[The request] Reproduce each line exactly.

[START OF Information provided]

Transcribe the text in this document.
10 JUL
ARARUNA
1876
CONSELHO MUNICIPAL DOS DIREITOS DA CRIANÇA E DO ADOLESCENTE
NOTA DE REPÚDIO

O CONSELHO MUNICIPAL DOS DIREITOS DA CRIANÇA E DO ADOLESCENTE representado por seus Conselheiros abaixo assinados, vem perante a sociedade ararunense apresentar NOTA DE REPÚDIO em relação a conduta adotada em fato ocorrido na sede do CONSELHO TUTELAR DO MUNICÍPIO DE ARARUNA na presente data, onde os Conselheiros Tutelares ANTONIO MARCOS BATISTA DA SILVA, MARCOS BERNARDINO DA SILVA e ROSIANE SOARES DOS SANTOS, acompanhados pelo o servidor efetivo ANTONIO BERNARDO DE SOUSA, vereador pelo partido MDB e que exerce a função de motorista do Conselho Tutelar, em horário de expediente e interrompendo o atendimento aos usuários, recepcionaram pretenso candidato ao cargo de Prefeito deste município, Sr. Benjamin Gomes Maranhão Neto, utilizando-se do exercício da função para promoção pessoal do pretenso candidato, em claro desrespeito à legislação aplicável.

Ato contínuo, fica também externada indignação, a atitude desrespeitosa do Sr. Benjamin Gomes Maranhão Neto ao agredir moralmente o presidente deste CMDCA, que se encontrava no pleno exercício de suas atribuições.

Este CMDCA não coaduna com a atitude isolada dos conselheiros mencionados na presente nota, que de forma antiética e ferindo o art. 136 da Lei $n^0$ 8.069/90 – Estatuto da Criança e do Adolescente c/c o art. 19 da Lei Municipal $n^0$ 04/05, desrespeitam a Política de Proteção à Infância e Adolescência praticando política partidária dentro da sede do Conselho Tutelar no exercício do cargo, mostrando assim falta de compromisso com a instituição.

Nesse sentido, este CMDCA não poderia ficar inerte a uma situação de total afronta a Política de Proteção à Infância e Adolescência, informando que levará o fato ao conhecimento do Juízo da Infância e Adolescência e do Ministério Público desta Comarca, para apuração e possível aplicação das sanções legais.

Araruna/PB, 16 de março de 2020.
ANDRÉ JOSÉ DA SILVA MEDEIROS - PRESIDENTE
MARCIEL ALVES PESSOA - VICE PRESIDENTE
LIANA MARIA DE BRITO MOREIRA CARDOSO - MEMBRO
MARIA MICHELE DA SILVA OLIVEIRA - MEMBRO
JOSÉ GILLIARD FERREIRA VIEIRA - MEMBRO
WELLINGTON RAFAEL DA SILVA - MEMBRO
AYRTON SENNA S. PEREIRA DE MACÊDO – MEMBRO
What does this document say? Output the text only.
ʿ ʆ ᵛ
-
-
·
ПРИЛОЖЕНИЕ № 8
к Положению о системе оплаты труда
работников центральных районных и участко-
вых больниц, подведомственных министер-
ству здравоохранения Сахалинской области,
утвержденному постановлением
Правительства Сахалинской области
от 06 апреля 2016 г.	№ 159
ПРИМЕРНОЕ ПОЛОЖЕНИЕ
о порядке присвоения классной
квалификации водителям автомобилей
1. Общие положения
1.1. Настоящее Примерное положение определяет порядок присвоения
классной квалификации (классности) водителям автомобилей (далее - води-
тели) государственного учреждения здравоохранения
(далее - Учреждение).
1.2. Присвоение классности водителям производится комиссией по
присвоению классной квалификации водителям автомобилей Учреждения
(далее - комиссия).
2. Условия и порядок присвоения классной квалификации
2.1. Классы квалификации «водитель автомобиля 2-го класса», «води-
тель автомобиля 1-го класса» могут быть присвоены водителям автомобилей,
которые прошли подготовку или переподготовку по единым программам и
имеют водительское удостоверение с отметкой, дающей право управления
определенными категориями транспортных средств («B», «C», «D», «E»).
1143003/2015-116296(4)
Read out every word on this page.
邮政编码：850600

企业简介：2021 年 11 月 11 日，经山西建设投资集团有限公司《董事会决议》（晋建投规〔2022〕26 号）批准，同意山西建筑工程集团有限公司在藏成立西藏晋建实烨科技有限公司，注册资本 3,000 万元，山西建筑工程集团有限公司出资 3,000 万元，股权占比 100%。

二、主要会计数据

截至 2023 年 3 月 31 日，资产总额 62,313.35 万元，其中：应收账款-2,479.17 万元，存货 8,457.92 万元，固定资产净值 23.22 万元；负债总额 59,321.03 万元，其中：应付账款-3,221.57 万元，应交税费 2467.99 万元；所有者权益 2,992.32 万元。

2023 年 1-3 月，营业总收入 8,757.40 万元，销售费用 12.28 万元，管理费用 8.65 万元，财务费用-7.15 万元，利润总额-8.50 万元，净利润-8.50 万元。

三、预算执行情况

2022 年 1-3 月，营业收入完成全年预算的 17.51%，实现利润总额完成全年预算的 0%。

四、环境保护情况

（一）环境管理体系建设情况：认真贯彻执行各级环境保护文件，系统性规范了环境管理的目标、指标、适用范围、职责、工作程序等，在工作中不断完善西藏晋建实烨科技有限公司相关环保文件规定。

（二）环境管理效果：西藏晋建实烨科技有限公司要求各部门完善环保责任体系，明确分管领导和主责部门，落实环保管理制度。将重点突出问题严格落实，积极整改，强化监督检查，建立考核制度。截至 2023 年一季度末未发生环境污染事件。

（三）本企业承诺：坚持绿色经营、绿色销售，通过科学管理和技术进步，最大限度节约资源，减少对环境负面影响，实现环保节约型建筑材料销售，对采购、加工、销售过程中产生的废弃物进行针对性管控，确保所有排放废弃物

[END OF Information provided]

[The completed task]
Transcribe the text in this document.
10 JUL
ARARUNA
1876
CONSELHO MUNICIPAL DOS DIREITOS DA CRIANÇA E DO ADOLESCENTE
NOTA DE REPÚDIO

O CONSELHO MUNICIPAL DOS DIREITOS DA CRIANÇA E DO ADOLESCENTE representado por seus Conselheiros abaixo assinados, vem perante a sociedade ararunense apresentar NOTA DE REPÚDIO em relação a conduta adotada em fato ocorrido na sede do CONSELHO TUTELAR DO MUNICÍPIO DE ARARUNA na presente data, onde os Conselheiros Tutelares ANTONIO MARCOS BATISTA DA SILVA, MARCOS BERNARDINO DA SILVA e ROSIANE SOARES DOS SANTOS, acompanhados pelo o servidor efetivo ANTONIO BERNARDO DE SOUSA, vereador pelo partido MDB e que exerce a função de motorista do Conselho Tutelar, em horário de expediente e interrompendo o atendimento aos usuários, recepcionaram pretenso candidato ao cargo de Prefeito deste município, Sr. Benjamin Gomes Maranhão Neto, utilizando-se do exercício da função para promoção pessoal do pretenso candidato, em claro desrespeito à legislação aplicável.

Ato contínuo, fica também externada indignação, a atitude desrespeitosa do Sr. Benjamin Gomes Maranhão Neto ao agredir moralmente o presidente deste CMDCA, que se encontrava no pleno exercício de suas atribuições.

Este CMDCA não coaduna com a atitude isolada dos conselheiros mencionados na presente nota, que de forma antiética e ferindo o art. 136 da Lei $n^0$ 8.069/90 – Estatuto da Criança e do Adolescente c/c o art. 19 da Lei Municipal $n^0$ 04/05, desrespeitam a Política de Proteção à Infância e Adolescência praticando política partidária dentro da sede do Conselho Tutelar no exercício do cargo, mostrando assim falta de compromisso com a instituição.

Nesse sentido, este CMDCA não poderia ficar inerte a uma situação de total afronta a Política de Proteção à Infância e Adolescência, informando que levará o fato ao conhecimento do Juízo da Infância e Adolescência e do Ministério Público desta Comarca, para apuração e possível aplicação das sanções legais.

Araruna/PB, 16 de março de 2020.
ANDRÉ JOSÉ DA SILVA MEDEIROS - PRESIDENTE
MARCIEL ALVES PESSOA - VICE PRESIDENTE
LIANA MARIA DE BRITO MOREIRA CARDOSO - MEMBRO
MARIA MICHELE DA SILVA OLIVEIRA - MEMBRO
JOSÉ GILLIARD FERREIRA VIEIRA - MEMBRO
WELLINGTON RAFAEL DA SILVA - MEMBRO
AYRTON SENNA S. PEREIRA DE MACÊDO – MEMBRO
What does this document say? Output the text only.
ʿ ʆ ᵛ
-
-
·
ПРИЛОЖЕНИЕ № 8
к Положению о системе оплаты труда
работников центральных районных и участко-
вых больниц, подведомственных министер-
ству здравоохранения Сахалинской области,
утвержденному постановлением
Правительства Сахалинской области
от 06 апреля 2016 г.	№ 159
ПРИМЕРНОЕ ПОЛОЖЕНИЕ
о порядке присвоения классной
квалификации водителям автомобилей
1. Общие положения
1.1. Настоящее Примерное положение определяет порядок присвоения
классной квалификации (классности) водителям автомобилей (далее - води-
тели) государственного учреждения здравоохранения
(далее - Учреждение).
1.2. Присвоение классности водителям производится комиссией по
присвоению классной квалификации водителям автомобилей Учреждения
(далее - комиссия).
2. Условия и порядок присвоения классной квалификации
2.1. Классы квалификации «водитель автомобиля 2-го класса», «води-
тель автомобиля 1-го класса» могут быть присвоены водителям автомобилей,
которые прошли подготовку или переподготовку по единым программам и
имеют водительское удостоверение с отметкой, дающей право управления
определенными категориями транспортных средств («B», «C», «D», «E»).
1143003/2015-116296(4)
Read out every word on this page.
邮政编码：850600

企业简介：2021 年 11 月 11 日，经山西建设投资集团有限公司《董事会决议》（晋建投规〔2022〕26 号）批准，同意山西建筑工程集团有限公司在藏成立西藏晋建实烨科技有限公司，注册资本 3,000 万元，山西建筑工程集团有限公司出资 3,000 万元，股权占比 100%。

二、主要会计数据

截至 2023 年 3 月 31 日，资产总额 62,313.35 万元，其中：应收账款-2,479.17 万元，存货 8,457.92 万元，固定资产净值 23.22 万元；负债总额 59,321.03 万元，其中：应付账款-3,221.57 万元，应交税费 2467.99 万元；所有者权益 2,992.32 万元。

2023 年 1-3 月，营业总收入 8,757.40 万元，销售费用 12.28 万元，管理费用 8.65 万元，财务费用-7.15 万元，利润总额-8.50 万元，净利润-8.50 万元。

三、预算执行情况

2022 年 1-3 月，营业收入完成全年预算的 17.51%，实现利润总额完成全年预算的 0%。

四、环境保护情况

（一）环境管理体系建设情况：认真贯彻执行各级环境保护文件，系统性规范了环境管理的目标、指标、适用范围、职责、工作程序等，在工作中不断完善西藏晋建实烨科技有限公司相关环保文件规定。

（二）环境管理效果：西藏晋建实烨科技有限公司要求各部门完善环保责任体系，明确分管领导和主责部门，落实环保管理制度。将重点突出问题严格落实，积极整改，强化监督检查，建立考核制度。截至 2023 年一季度末未发生环境污染事件。

（三）本企业承诺：坚持绿色经营、绿色销售，通过科学管理和技术进步，最大限度节约资源，减少对环境负面影响，实现环保节约型建筑材料销售，对采购、加工、销售过程中产生的废弃物进行针对性管控，确保所有排放废弃物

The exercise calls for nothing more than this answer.